## Required work
Please reproduce the lines from the one containing "q12-option-a: A. 空调器" through the one containing "y-tick-label: 0.8 <box>538 877 552 886</box>", substituting "y-tick-text" for every "y-tick-label" and leaving everything else untouched.

Collected data:
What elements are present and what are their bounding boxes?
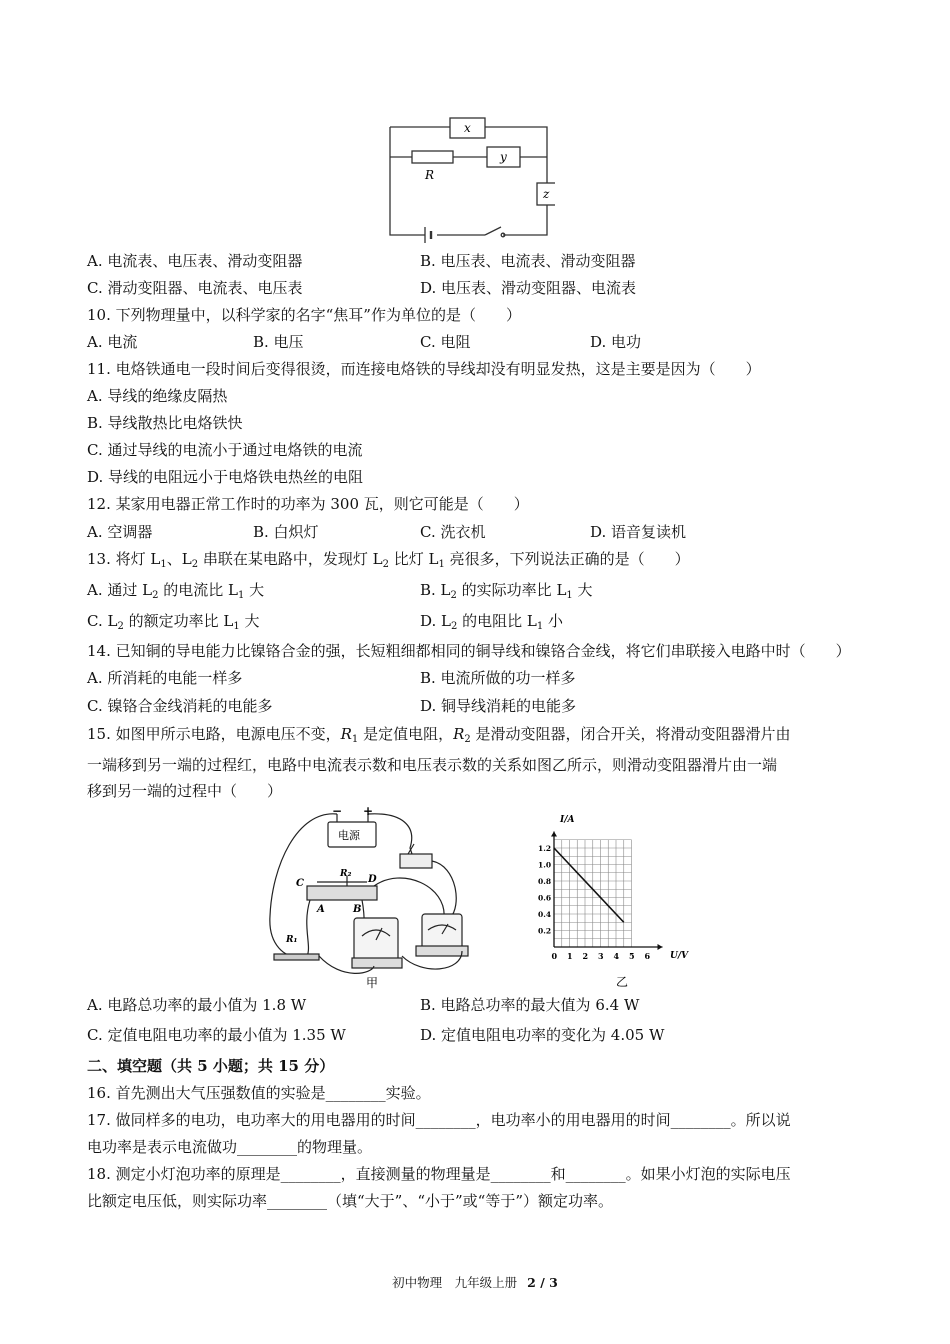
q12-option-a: A. 空调器 <box>87 523 153 541</box>
q10-option-c: C. 电阻 <box>420 333 471 351</box>
chart-ticks <box>538 844 651 961</box>
q15-stem-line1: 15. 如图甲所示电路，电源电压不变，$R_1$ 是定值电阻，$R_2$ 是滑动变阻器，闭合开关，将滑动变阻器滑片由 <box>87 725 791 745</box>
y-tick-label: 1.2 <box>538 844 552 853</box>
jia-label-power: 电源 <box>338 829 360 842</box>
q15-stem-line3: 移到另一端的过程中（ ） <box>87 782 283 800</box>
q14-option-a: A. 所消耗的电能一样多 <box>87 669 243 687</box>
q14-option-c: C. 镍铬合金线消耗的电能多 <box>87 697 273 715</box>
jia-label-plus: + <box>363 806 374 818</box>
y-tick-label: 0.4 <box>538 910 552 919</box>
y-tick-label: 0.8 <box>538 877 552 886</box>
chart-grid <box>554 840 632 947</box>
y-tick-label: 0.2 <box>538 926 552 936</box>
y-tick-label: 0.6 <box>538 893 552 903</box>
page-footer <box>0 1273 950 1291</box>
footer-page-number: 2 / 3 <box>527 1275 558 1290</box>
jia-label-b: B <box>353 904 362 915</box>
chart-axes <box>551 832 663 951</box>
q9-option-b: B. 电压表、电流表、滑动变阻器 <box>420 252 636 270</box>
q13-option-b: B. $L_2$ 的实际功率比 $L_1$ 大 <box>420 581 593 601</box>
jia-label-c: C <box>296 878 304 889</box>
q18-line2: 比额定电压低，则实际功率________（填“大于”、“小于”或“等于”）额定功率。 <box>87 1192 614 1210</box>
q11-option-c: C. 通过导线的电流小于通过电烙铁的电流 <box>87 441 363 459</box>
x-tick-label: 1 <box>567 951 573 961</box>
x-tick-label: 5 <box>629 951 635 961</box>
q10-option-b: B. 电压 <box>253 333 304 351</box>
section2-heading: 二、填空题（共 5 小题；共 15 分） <box>87 1057 335 1075</box>
q17-line1: 17. 做同样多的电功，电功率大的用电器用的时间________，电功率小的用电器用的时间________。所以说 <box>87 1111 791 1129</box>
chart-series <box>554 848 624 922</box>
jia-label-minus: − <box>332 806 343 818</box>
q12-stem: 12. 某家用电器正常工作时的功率为 300 瓦，则它可能是（ ） <box>87 495 529 513</box>
q15-figure-jia <box>262 806 494 994</box>
q13-option-c: C. $L_2$ 的额定功率比 $L_1$ 大 <box>87 612 260 632</box>
q10-stem: 10. 下列物理量中，以科学家的名字“焦耳”作为单位的是（ ） <box>87 306 521 324</box>
jia-label-r1: R₁ <box>286 935 298 945</box>
jia-label-d: D <box>368 874 377 885</box>
q12-option-d: D. 语音复读机 <box>590 523 687 541</box>
x-tick-label: 0 <box>551 951 558 961</box>
chart-xlabel: U/V <box>670 951 689 961</box>
series-line <box>554 848 624 922</box>
q11-option-d: D. 导线的电阻远小于电烙铁电热丝的电阻 <box>87 468 364 486</box>
q15-option-a: A. 电路总功率的最小值为 1.8 W <box>87 996 307 1014</box>
q13-option-d: D. $L_2$ 的电阻比 $L_1$ 小 <box>420 612 564 632</box>
q9-label-x: x <box>464 121 471 135</box>
q15-option-b: B. 电路总功率的最大值为 6.4 W <box>420 996 640 1014</box>
q14-option-d: D. 铜导线消耗的电能多 <box>420 697 577 715</box>
y-axis-arrow <box>551 832 557 837</box>
q9-label-y: y <box>500 150 507 164</box>
q15-option-d: D. 定值电阻电功率的变化为 4.05 W <box>420 1026 665 1044</box>
q13-option-a: A. 通过 $L_2$ 的电流比 $L_1$ 大 <box>87 581 265 601</box>
q10-option-a: A. 电流 <box>87 333 138 351</box>
q16-text: 16. 首先测出大气压强数值的实验是________实验。 <box>87 1084 431 1102</box>
q15-stem-line2: 一端移到另一端的过程红，电路中电流表示数和电压表示数的关系如图乙所示，则滑动变阻器滑片由一端 <box>87 756 778 774</box>
x-tick-label: 6 <box>644 951 651 961</box>
q15-figure-yi-chart <box>522 806 702 994</box>
q9-circuit-diagram <box>385 115 555 245</box>
x-tick-label: 2 <box>582 951 589 961</box>
y-tick-label: 1.0 <box>538 860 552 870</box>
q9-option-d: D. 电压表、滑动变阻器、电流表 <box>420 279 637 297</box>
yi-caption: 乙 <box>616 975 629 989</box>
q17-line2: 电功率是表示电流做功________的物理量。 <box>87 1138 373 1156</box>
q9-label-r: R <box>425 168 435 182</box>
q10-option-d: D. 电功 <box>590 333 642 351</box>
q9-label-z: z <box>543 187 550 201</box>
jia-label-a: A <box>317 904 325 915</box>
q14-option-b: B. 电流所做的功一样多 <box>420 669 576 687</box>
q11-option-a: A. 导线的绝缘皮隔热 <box>87 387 228 405</box>
x-tick-label: 4 <box>613 951 620 961</box>
q13-stem: 13. 将灯 $L_1$、$L_2$ 串联在某电路中，发现灯 $L_2$ 比灯 $L_1$ 亮很多，下列说法正确的是（ ） <box>87 550 690 570</box>
footer-subject: 初中物理 九年级上册 <box>392 1275 518 1290</box>
jia-caption: 甲 <box>366 976 379 990</box>
q15-option-c: C. 定值电阻电功率的最小值为 1.35 W <box>87 1026 346 1044</box>
x-tick-label: 3 <box>598 951 604 961</box>
q9-option-a: A. 电流表、电压表、滑动变阻器 <box>87 252 303 270</box>
q11-stem: 11. 电烙铁通电一段时间后变得很烫，而连接电烙铁的导线却没有明显发热，这是主要是因为（ ） <box>87 360 761 378</box>
chart-ylabel: I/A <box>560 815 575 825</box>
q18-line1: 18. 测定小灯泡功率的原理是________，直接测量的物理量是________和________。如果小灯泡的实际电压 <box>87 1165 791 1183</box>
x-axis-arrow <box>658 944 663 950</box>
q14-stem: 14. 已知铜的导电能力比镍铬合金的强，长短粗细都相同的铜导线和镍铬合金线，将它们串联接入电路中时（ ） <box>87 642 851 660</box>
q9-option-c: C. 滑动变阻器、电流表、电压表 <box>87 279 303 297</box>
jia-label-r2: R₂ <box>340 869 352 879</box>
q12-option-b: B. 白炽灯 <box>253 523 319 541</box>
q12-option-c: C. 洗衣机 <box>420 523 486 541</box>
q11-option-b: B. 导线散热比电烙铁快 <box>87 414 243 432</box>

## Result of this task
q12-option-a: A. 空调器 <box>87 523 153 541</box>
q10-option-c: C. 电阻 <box>420 333 471 351</box>
chart-ticks <box>538 844 651 961</box>
q15-stem-line1: 15. 如图甲所示电路，电源电压不变，$R_1$ 是定值电阻，$R_2$ 是滑动变阻器，闭合开关，将滑动变阻器滑片由 <box>87 725 791 745</box>
y-tick-text: 1.2 <box>538 844 552 853</box>
jia-label-power: 电源 <box>338 829 360 842</box>
q15-stem-line3: 移到另一端的过程中（ ） <box>87 782 283 800</box>
q14-option-a: A. 所消耗的电能一样多 <box>87 669 243 687</box>
q14-option-c: C. 镍铬合金线消耗的电能多 <box>87 697 273 715</box>
jia-label-plus: + <box>363 806 374 818</box>
y-tick-text: 0.4 <box>538 910 552 919</box>
y-tick-text: 0.8 <box>538 877 552 886</box>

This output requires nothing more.